[Stored data]
--

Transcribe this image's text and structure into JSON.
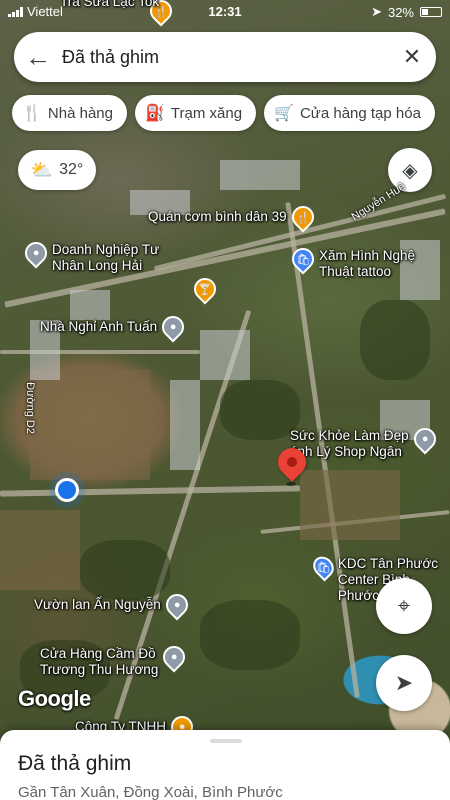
{
  "status_bar": {
    "carrier": "Viettel",
    "time": "12:31",
    "battery": "32%"
  },
  "search": {
    "title": "Đã thả ghim"
  },
  "chips": [
    {
      "label": "Nhà hàng",
      "icon": "fork-knife-icon"
    },
    {
      "label": "Trạm xăng",
      "icon": "gas-station-icon"
    },
    {
      "label": "Cửa hàng tạp hóa",
      "icon": "cart-icon"
    }
  ],
  "weather": {
    "temperature": "32°",
    "icon": "partly-cloudy-icon"
  },
  "map": {
    "pois": [
      {
        "label": "Tra Sữa Lạc Tok",
        "type": "orange"
      },
      {
        "label": "Quán cơm bình dân 39",
        "type": "orange"
      },
      {
        "label": "Doanh Nghiệp Tư\nNhân Long Hải",
        "type": "gray"
      },
      {
        "label": "Xăm Hình Nghệ\nThuật tattoo",
        "type": "blue"
      },
      {
        "label": "Nhà Nghỉ Anh Tuấn",
        "type": "gray"
      },
      {
        "label": "Sức Khỏe Làm Đẹp\nánh Lý Shop Ngân",
        "type": "gray"
      },
      {
        "label": "KDC Tân Phước\nCenter Bình Phước 65",
        "type": "blue"
      },
      {
        "label": "Vườn lan Ấn Nguyễn",
        "type": "gray"
      },
      {
        "label": "Cửa Hàng Cầm Đồ\nTrương Thu Hương",
        "type": "gray"
      },
      {
        "label": "Công Ty TNHH",
        "type": "orange"
      }
    ],
    "streets": [
      {
        "label": "Nguyễn Huệ"
      },
      {
        "label": "Đường D2"
      }
    ],
    "logo": "Google"
  },
  "bottom_sheet": {
    "title": "Đã thả ghim",
    "subtitle": "Gần Tân Xuân, Đồng Xoài, Bình Phước"
  },
  "colors": {
    "dropped_pin": "#ea4335",
    "location_dot": "#1a73e8",
    "poi_gray": "#8e9aa6",
    "poi_orange": "#f29900",
    "poi_blue": "#4285f4"
  }
}
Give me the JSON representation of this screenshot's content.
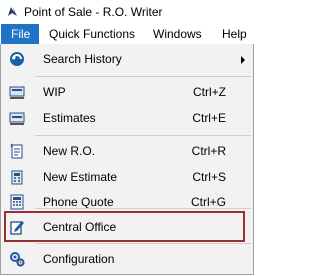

--

Stated goal :: Report every line in the data above in which the word "Phước" appears.

Completed task ::
        "label": "KDC Tân Phước\nCenter Bình Phước 65",
    "subtitle": "Gần Tân Xuân, Đồng Xoài, Bình Phước"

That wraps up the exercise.